Exercise task:
Work through the entries below and report how many lines include "this". The number alone is the answer.

** START OF Recorded data **

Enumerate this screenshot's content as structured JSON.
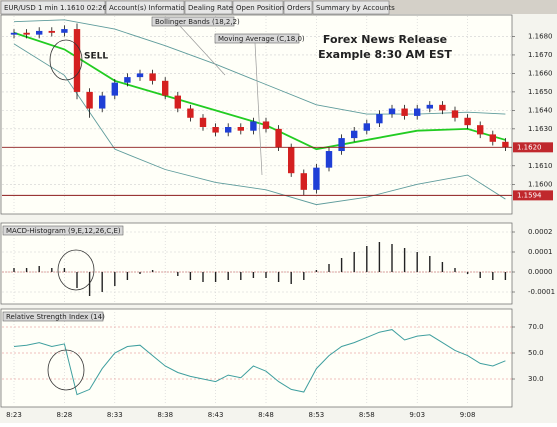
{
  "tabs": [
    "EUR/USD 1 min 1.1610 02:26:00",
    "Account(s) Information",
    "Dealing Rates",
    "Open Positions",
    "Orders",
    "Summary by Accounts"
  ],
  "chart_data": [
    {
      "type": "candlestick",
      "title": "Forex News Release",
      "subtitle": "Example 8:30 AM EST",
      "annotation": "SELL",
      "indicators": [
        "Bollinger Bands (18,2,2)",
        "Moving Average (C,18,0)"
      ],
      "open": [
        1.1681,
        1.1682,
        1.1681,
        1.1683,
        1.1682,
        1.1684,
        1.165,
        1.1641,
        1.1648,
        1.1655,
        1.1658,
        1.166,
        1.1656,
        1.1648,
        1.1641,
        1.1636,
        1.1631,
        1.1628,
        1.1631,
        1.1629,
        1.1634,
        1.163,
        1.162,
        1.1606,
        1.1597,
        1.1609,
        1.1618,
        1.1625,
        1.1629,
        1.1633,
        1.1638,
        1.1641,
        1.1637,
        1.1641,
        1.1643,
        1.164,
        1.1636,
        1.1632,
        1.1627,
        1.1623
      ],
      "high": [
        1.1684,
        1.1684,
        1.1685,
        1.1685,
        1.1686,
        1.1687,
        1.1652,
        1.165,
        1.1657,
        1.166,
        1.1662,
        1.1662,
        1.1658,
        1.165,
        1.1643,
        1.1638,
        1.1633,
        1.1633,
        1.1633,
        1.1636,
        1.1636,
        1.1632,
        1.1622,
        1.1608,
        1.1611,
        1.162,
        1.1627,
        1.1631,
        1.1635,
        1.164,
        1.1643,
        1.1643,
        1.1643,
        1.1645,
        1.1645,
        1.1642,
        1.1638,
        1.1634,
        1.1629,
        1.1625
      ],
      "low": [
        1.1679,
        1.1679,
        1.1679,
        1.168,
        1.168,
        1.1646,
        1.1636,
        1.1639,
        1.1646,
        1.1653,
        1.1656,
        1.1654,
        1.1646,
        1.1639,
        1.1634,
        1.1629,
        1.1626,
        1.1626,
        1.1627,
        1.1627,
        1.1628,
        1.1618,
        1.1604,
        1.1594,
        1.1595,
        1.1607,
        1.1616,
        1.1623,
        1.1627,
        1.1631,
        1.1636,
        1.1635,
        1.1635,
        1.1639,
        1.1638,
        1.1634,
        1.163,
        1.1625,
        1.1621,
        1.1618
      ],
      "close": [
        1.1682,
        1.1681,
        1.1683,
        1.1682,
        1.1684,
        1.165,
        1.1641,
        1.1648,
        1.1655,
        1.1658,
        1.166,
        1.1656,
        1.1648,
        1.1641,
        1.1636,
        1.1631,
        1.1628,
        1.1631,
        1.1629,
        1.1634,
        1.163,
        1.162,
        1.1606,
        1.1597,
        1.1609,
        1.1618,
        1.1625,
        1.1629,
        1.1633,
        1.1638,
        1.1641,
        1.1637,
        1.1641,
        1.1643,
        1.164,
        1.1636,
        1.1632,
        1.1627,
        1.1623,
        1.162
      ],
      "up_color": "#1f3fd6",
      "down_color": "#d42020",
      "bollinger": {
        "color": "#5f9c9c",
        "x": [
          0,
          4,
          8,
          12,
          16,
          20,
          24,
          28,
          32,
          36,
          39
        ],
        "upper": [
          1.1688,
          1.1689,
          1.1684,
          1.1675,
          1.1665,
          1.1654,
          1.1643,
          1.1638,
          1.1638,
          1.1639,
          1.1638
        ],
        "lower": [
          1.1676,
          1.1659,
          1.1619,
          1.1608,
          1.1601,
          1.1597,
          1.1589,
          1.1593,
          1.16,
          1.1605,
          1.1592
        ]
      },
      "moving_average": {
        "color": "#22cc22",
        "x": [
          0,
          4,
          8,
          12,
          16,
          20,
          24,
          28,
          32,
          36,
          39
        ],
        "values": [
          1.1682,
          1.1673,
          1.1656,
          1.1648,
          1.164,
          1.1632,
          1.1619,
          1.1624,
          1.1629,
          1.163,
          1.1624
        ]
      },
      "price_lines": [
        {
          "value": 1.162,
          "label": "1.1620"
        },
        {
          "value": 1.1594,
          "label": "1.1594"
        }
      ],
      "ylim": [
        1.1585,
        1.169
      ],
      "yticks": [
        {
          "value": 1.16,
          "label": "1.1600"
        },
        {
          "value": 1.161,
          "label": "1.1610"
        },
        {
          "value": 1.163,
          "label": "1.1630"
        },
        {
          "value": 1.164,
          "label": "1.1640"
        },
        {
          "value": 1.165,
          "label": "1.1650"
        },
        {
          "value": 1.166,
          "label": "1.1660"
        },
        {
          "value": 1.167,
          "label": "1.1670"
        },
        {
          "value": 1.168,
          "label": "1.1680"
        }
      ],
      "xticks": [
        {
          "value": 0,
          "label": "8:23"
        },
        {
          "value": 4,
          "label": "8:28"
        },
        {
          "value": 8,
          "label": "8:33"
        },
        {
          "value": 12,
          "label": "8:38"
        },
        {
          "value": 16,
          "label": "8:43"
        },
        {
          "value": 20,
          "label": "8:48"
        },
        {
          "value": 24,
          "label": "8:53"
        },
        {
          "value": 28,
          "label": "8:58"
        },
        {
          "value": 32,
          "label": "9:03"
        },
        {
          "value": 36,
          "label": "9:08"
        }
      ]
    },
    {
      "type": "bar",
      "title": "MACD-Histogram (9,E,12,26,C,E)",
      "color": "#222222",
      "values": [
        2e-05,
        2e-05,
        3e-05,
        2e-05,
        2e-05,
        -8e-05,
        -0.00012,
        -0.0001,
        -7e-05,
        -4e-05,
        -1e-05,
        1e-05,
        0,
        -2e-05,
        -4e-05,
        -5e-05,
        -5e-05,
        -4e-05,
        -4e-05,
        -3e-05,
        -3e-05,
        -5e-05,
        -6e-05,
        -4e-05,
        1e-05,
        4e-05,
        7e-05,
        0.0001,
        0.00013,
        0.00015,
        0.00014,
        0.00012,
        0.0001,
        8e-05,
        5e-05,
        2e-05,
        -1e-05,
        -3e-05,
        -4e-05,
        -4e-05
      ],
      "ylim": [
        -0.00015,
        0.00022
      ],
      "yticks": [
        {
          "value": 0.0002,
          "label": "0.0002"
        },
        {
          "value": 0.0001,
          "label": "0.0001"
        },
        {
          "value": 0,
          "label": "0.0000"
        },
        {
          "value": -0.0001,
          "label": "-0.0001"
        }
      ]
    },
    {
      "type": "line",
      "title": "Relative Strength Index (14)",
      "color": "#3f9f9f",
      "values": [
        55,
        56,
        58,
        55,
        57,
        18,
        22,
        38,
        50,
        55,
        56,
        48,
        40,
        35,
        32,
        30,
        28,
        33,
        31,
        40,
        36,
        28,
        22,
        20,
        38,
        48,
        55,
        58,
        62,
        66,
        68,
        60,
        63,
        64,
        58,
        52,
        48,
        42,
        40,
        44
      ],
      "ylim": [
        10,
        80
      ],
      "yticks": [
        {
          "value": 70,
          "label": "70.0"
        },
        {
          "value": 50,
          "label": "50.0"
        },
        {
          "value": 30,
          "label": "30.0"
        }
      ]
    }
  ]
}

** END OF Recorded data **
** START OF Recorded data **

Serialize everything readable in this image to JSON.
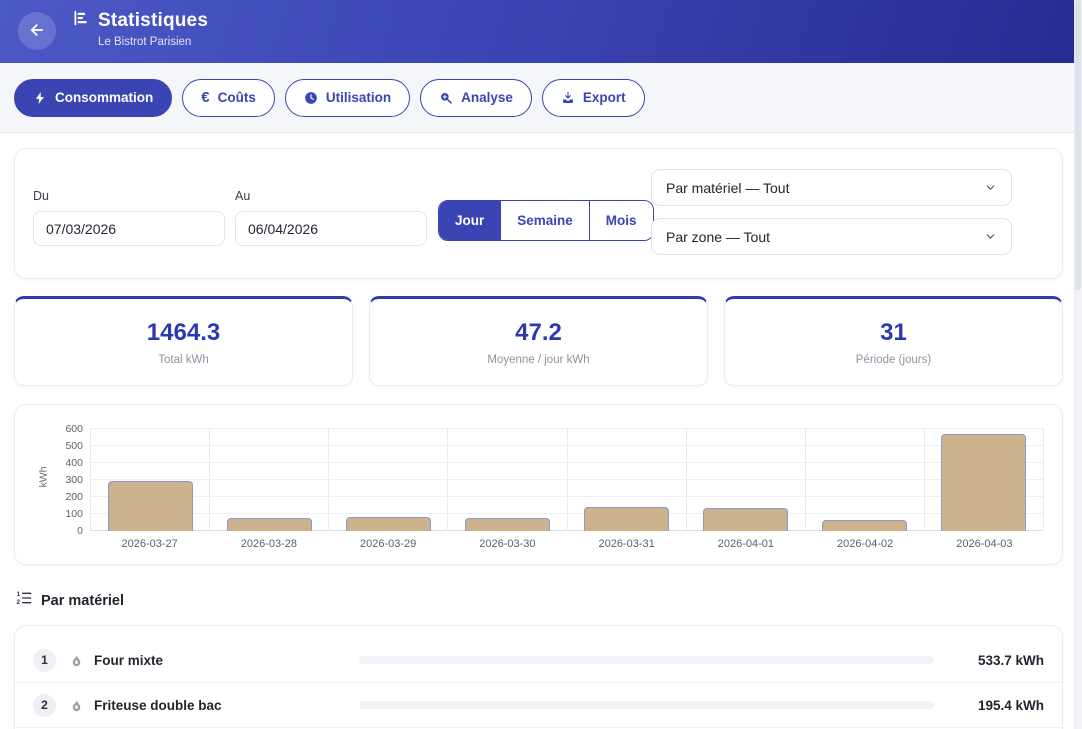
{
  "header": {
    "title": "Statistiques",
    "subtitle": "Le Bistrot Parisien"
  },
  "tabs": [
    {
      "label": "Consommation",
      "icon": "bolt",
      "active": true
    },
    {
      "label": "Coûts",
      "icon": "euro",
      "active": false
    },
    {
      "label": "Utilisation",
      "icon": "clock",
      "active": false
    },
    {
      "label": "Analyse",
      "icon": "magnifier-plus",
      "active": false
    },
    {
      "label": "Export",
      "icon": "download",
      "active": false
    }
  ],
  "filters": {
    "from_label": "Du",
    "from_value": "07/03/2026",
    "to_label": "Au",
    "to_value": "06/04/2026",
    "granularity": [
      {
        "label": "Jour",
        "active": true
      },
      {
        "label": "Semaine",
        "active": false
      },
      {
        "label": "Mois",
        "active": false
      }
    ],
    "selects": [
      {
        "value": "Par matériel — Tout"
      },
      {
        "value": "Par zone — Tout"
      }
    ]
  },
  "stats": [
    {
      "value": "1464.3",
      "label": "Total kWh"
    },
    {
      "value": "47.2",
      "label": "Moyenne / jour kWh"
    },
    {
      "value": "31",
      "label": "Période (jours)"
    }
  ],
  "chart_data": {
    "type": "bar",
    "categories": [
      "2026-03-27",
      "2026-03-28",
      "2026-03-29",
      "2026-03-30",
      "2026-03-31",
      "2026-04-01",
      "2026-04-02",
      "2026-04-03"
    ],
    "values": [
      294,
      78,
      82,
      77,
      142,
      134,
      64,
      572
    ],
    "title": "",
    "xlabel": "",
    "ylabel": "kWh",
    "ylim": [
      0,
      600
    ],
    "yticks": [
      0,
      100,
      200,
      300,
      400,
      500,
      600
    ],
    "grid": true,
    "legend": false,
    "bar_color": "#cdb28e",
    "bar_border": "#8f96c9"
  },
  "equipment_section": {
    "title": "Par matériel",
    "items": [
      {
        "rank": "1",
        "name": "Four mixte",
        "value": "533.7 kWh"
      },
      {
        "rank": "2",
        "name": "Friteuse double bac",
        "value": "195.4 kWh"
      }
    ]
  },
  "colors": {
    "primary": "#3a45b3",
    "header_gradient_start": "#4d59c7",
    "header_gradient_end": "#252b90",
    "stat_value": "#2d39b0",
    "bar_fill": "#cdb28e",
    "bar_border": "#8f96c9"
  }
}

** END OF Recorded data **

Written reply:
2